_Stored records_
_ _ _ _ _

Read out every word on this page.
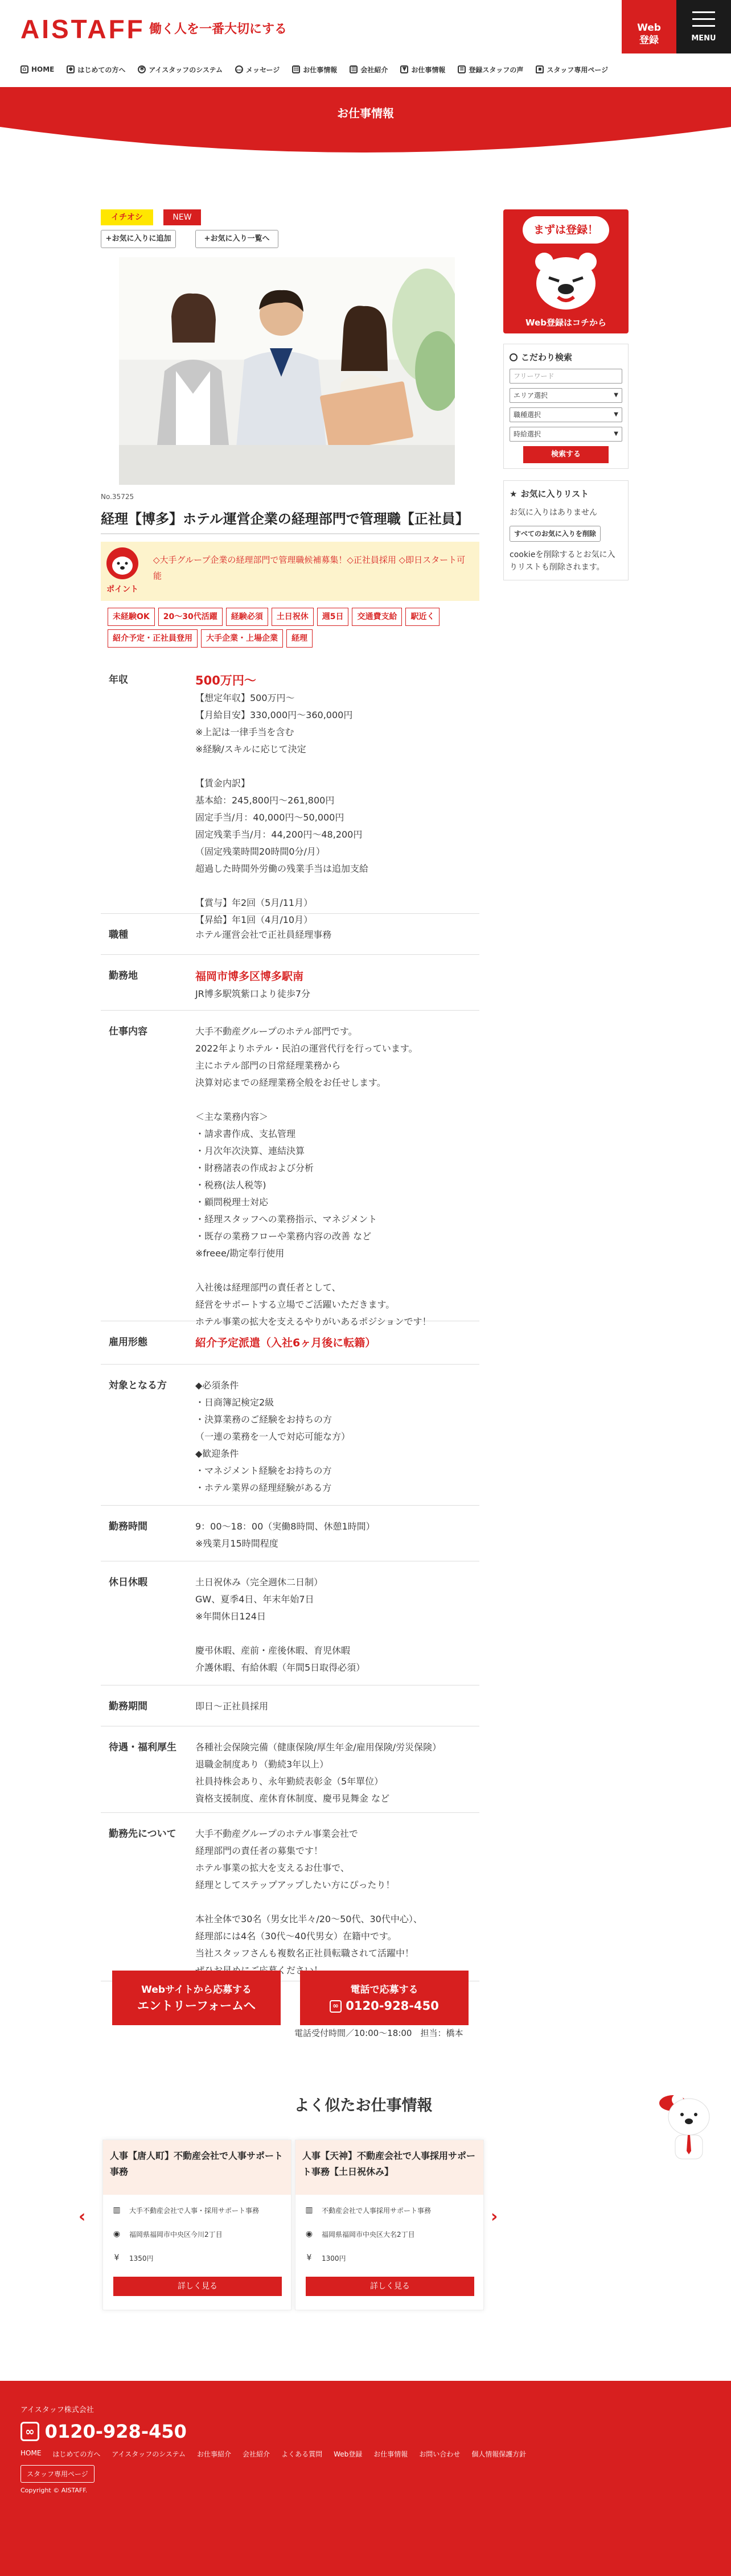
AISTAFF 働く人を一番大切にする	Web
登録	MENU
⌂ HOME	◆ はじめての方へ ✱ アイスタッフのシステム … メッセージ ▤ お仕事情報 ▥ 会社紹介	▼ お仕事情報 ≡ 登録スタッフの声	▪ スタッフ専用ページ
お仕事情報
イチオシ	NEW
+お気に入りに追加	+お気に入り一覧へ
No.35725
経理【博多】ホテル運営企業の経理部門で管理職【正社員】
ポイント
◇大手グループ企業の経理部門で管理職候補募集！◇正社員採用 ◇即日スタート可能
未経験OK	20〜30代活躍	経験必須	土日祝休	週5日	交通費支給	駅近く
紹介予定・正社員登用	大手企業・上場企業	経理
年収	500万円〜
【想定年収】500万円〜
【月給目安】330,000円〜360,000円
※上記は一律手当を含む
※経験/スキルに応じて決定

【賃金内訳】
基本給：245,800円〜261,800円
固定手当/月：40,000円〜50,000円
固定残業手当/月：44,200円〜48,200円
（固定残業時間20時間0分/月）
超過した時間外労働の残業手当は追加支給

【賞与】年2回（5月/11月）
【昇給】年1回（4月/10月）
職種	ホテル運営会社で正社員経理事務
勤務地	福岡市博多区博多駅南
JR博多駅筑紫口より徒歩7分
仕事内容	大手不動産グループのホテル部門です。
2022年よりホテル・民泊の運営代行を行っています。
主にホテル部門の日常経理業務から
決算対応までの経理業務全般をお任せします。

＜主な業務内容＞
・請求書作成、支払管理
・月次年次決算、連結決算
・財務諸表の作成および分析
・税務(法人税等)
・顧問税理士対応
・経理スタッフへの業務指示、マネジメント
・既存の業務フローや業務内容の改善 など
※freee/勘定奉行使用

入社後は経理部門の責任者として、
経営をサポートする立場でご活躍いただきます。
ホテル事業の拡大を支えるやりがいあるポジションです！
雇用形態	紹介予定派遣（入社6ヶ月後に転籍）
対象となる方	◆必須条件
・日商簿記検定2級
・決算業務のご経験をお持ちの方
（一連の業務を一人で対応可能な方）
◆歓迎条件
・マネジメント経験をお持ちの方
・ホテル業界の経理経験がある方
勤務時間	9：00〜18：00（実働8時間、休憩1時間）
※残業月15時間程度
休日休暇	土日祝休み（完全週休二日制）
GW、夏季4日、年末年始7日
※年間休日124日

慶弔休暇、産前・産後休暇、育児休暇
介護休暇、有給休暇（年間5日取得必須）
勤務期間	即日〜正社員採用
待遇・福利厚生	各種社会保険完備（健康保険/厚生年金/雇用保険/労災保険）
退職金制度あり（勤続3年以上）
社員持株会あり、永年勤続表彰金（5年單位）
資格支援制度、産休育休制度、慶弔見舞金 など
勤務先について	大手不動産グループのホテル事業会社で
経理部門の責任者の募集です！
ホテル事業の拡大を支えるお仕事で、
経理としてステップアップしたい方にぴったり！

本社全体で30名（男女比半々/20〜50代、30代中心）、
経理部には4名（30代〜40代男女）在籍中です。
当社スタッフさんも複数名正社員転職されて活躍中！

Webサイトから応募する
エントリーフォームへ
電話で応募する
∞ 0120-928-450
電話受付時間／10:00〜18:00　担当：橋本
まずは登録！
Web登録はコチから
こだわり検索
フリーワード
エリア選択	▼
職種選択	▼
時給選択	▼
検索する
★ お気に入りリスト
お気に入りはありません
すべてのお気に入りを削除
cookieを削除するとお気に入りリストも削除されます。
よく似たお仕事情報
‹	›
人事【唐人町】不動産会社で人事サポート事務
▥ 大手不動産会社で人事・採用サポート事務
◉ 福岡県福岡市中央区今川2丁目
¥ 1350円
詳しく見る
人事【天神】不動産会社で人事採用サポート事務【土日祝休み】
▥ 不動産会社で人事採用サポート事務
◉ 福岡県福岡市中央区大名2丁目
¥ 1300円
詳しく見る
アイスタッフ株式会社
∞ 0120-928-450
HOME はじめての方へ アイスタッフのシステム お仕事紹介 会社紹介 よくある質問 Web登録 お仕事情報 お問い合わせ 個人情報保護方針
スタッフ専用ページ
Copyright © AISTAFF.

_ _ _ _ _

_What is asked_
Copy all the records above exactly, but leave out the pictures.

_Solved exercise_
Read out every word on this page.
AISTAFF 働く人を一番大切にする	Web
登録	MENU
⌂ HOME	◆ はじめての方へ ✱ アイスタッフのシステム … メッセージ ▤ お仕事情報 ▥ 会社紹介	▼ お仕事情報 ≡ 登録スタッフの声	▪ スタッフ専用ページ
お仕事情報
イチオシ	NEW
+お気に入りに追加	+お気に入り一覧へ
No.35725
経理【博多】ホテル運営企業の経理部門で管理職【正社員】
ポイント
◇大手グループ企業の経理部門で管理職候補募集！◇正社員採用 ◇即日スタート可能
未経験OK	20〜30代活躍	経験必須	土日祝休	週5日	交通費支給	駅近く
紹介予定・正社員登用	大手企業・上場企業	経理
年収	500万円〜
【想定年収】500万円〜
【月給目安】330,000円〜360,000円
※上記は一律手当を含む
※経験/スキルに応じて決定

【賃金内訳】
基本給：245,800円〜261,800円
固定手当/月：40,000円〜50,000円
固定残業手当/月：44,200円〜48,200円
（固定残業時間20時間0分/月）
超過した時間外労働の残業手当は追加支給

【賞与】年2回（5月/11月）
【昇給】年1回（4月/10月）
職種	ホテル運営会社で正社員経理事務
勤務地	福岡市博多区博多駅南
JR博多駅筑紫口より徒歩7分
仕事内容	大手不動産グループのホテル部門です。
2022年よりホテル・民泊の運営代行を行っています。
主にホテル部門の日常経理業務から
決算対応までの経理業務全般をお任せします。

＜主な業務内容＞
・請求書作成、支払管理
・月次年次決算、連結決算
・財務諸表の作成および分析
・税務(法人税等)
・顧問税理士対応
・経理スタッフへの業務指示、マネジメント
・既存の業務フローや業務内容の改善 など
※freee/勘定奉行使用

入社後は経理部門の責任者として、
経営をサポートする立場でご活躍いただきます。
ホテル事業の拡大を支えるやりがいあるポジションです！
雇用形態	紹介予定派遣（入社6ヶ月後に転籍）
対象となる方	◆必須条件
・日商簿記検定2級
・決算業務のご経験をお持ちの方
（一連の業務を一人で対応可能な方）
◆歓迎条件
・マネジメント経験をお持ちの方
・ホテル業界の経理経験がある方
勤務時間	9：00〜18：00（実働8時間、休憩1時間）
※残業月15時間程度
休日休暇	土日祝休み（完全週休二日制）
GW、夏季4日、年末年始7日
※年間休日124日

慶弔休暇、産前・産後休暇、育児休暇
介護休暇、有給休暇（年間5日取得必須）
勤務期間	即日〜正社員採用
待遇・福利厚生	各種社会保険完備（健康保険/厚生年金/雇用保険/労災保険）
退職金制度あり（勤続3年以上）
社員持株会あり、永年勤続表彰金（5年單位）
資格支援制度、産休育休制度、慶弔見舞金 など
勤務先について	大手不動産グループのホテル事業会社で
経理部門の責任者の募集です！
ホテル事業の拡大を支えるお仕事で、
経理としてステップアップしたい方にぴったり！

本社全体で30名（男女比半々/20〜50代、30代中心）、
経理部には4名（30代〜40代男女）在籍中です。
当社スタッフさんも複数名正社員転職されて活躍中！

Webサイトから応募する
エントリーフォームへ
電話で応募する
∞ 0120-928-450
電話受付時間／10:00〜18:00　担当：橋本
まずは登録！
Web登録はコチから
こだわり検索
フリーワード
エリア選択	▼
職種選択	▼
時給選択	▼
検索する
★ お気に入りリスト
お気に入りはありません
すべてのお気に入りを削除
cookieを削除するとお気に入りリストも削除されます。
よく似たお仕事情報
‹	›
人事【唐人町】不動産会社で人事サポート事務
▥ 大手不動産会社で人事・採用サポート事務
◉ 福岡県福岡市中央区今川2丁目
¥ 1350円
詳しく見る
人事【天神】不動産会社で人事採用サポート事務【土日祝休み】
▥ 不動産会社で人事採用サポート事務
◉ 福岡県福岡市中央区大名2丁目
¥ 1300円
詳しく見る
アイスタッフ株式会社
∞ 0120-928-450
HOME はじめての方へ アイスタッフのシステム お仕事紹介 会社紹介 よくある質問 Web登録 お仕事情報 お問い合わせ 個人情報保護方針
スタッフ専用ページ
Copyright © AISTAFF.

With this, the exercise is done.